### WHAT IS REQUIRED
Would you set down every entry shown below, precisely as written?

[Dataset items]
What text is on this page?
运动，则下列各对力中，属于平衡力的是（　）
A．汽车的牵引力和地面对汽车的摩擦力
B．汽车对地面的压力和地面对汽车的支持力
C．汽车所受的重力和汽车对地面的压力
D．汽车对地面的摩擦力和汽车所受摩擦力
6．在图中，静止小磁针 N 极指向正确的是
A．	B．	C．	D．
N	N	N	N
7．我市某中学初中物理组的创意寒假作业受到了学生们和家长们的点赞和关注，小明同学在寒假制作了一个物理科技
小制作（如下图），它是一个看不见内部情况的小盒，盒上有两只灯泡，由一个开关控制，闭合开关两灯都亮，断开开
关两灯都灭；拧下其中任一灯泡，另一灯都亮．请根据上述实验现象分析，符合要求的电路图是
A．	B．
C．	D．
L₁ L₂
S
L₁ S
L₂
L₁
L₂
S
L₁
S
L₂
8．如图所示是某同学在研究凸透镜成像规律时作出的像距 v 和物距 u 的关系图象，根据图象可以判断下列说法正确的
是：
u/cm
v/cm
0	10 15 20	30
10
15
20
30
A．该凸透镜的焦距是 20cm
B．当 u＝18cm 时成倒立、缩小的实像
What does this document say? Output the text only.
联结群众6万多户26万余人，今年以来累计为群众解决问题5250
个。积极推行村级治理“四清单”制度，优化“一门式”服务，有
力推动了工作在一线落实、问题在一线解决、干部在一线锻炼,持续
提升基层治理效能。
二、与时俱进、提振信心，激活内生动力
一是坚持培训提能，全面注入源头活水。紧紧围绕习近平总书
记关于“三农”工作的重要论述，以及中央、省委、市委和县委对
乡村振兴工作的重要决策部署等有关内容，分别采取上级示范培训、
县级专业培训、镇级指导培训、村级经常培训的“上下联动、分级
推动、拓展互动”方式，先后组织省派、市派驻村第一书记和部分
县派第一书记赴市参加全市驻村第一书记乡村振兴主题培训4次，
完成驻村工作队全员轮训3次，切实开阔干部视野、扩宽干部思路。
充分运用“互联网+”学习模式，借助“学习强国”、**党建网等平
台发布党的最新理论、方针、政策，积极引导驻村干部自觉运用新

### SOLUTION TO THE EXERCISE
What text is on this page?
运动，则下列各对力中，属于平衡力的是（　）
A．汽车的牵引力和地面对汽车的摩擦力
B．汽车对地面的压力和地面对汽车的支持力
C．汽车所受的重力和汽车对地面的压力
D．汽车对地面的摩擦力和汽车所受摩擦力
6．在图中，静止小磁针 N 极指向正确的是
A．	B．	C．	D．
N	N	N	N
7．我市某中学初中物理组的创意寒假作业受到了学生们和家长们的点赞和关注，小明同学在寒假制作了一个物理科技
小制作（如下图），它是一个看不见内部情况的小盒，盒上有两只灯泡，由一个开关控制，闭合开关两灯都亮，断开开
关两灯都灭；拧下其中任一灯泡，另一灯都亮．请根据上述实验现象分析，符合要求的电路图是
A．	B．
C．	D．
L₁ L₂
S
L₁ S
L₂
L₁
L₂
S
L₁
S
L₂
8．如图所示是某同学在研究凸透镜成像规律时作出的像距 v 和物距 u 的关系图象，根据图象可以判断下列说法正确的
是：
u/cm
v/cm
0	10 15 20	30
10
15
20
30
A．该凸透镜的焦距是 20cm
B．当 u＝18cm 时成倒立、缩小的实像
What does this document say? Output the text only.
联结群众6万多户26万余人，今年以来累计为群众解决问题5250
个。积极推行村级治理“四清单”制度，优化“一门式”服务，有
力推动了工作在一线落实、问题在一线解决、干部在一线锻炼,持续
提升基层治理效能。
二、与时俱进、提振信心，激活内生动力
一是坚持培训提能，全面注入源头活水。紧紧围绕习近平总书
记关于“三农”工作的重要论述，以及中央、省委、市委和县委对
乡村振兴工作的重要决策部署等有关内容，分别采取上级示范培训、
县级专业培训、镇级指导培训、村级经常培训的“上下联动、分级
推动、拓展互动”方式，先后组织省派、市派驻村第一书记和部分
县派第一书记赴市参加全市驻村第一书记乡村振兴主题培训4次，
完成驻村工作队全员轮训3次，切实开阔干部视野、扩宽干部思路。
充分运用“互联网+”学习模式，借助“学习强国”、**党建网等平
台发布党的最新理论、方针、政策，积极引导驻村干部自觉运用新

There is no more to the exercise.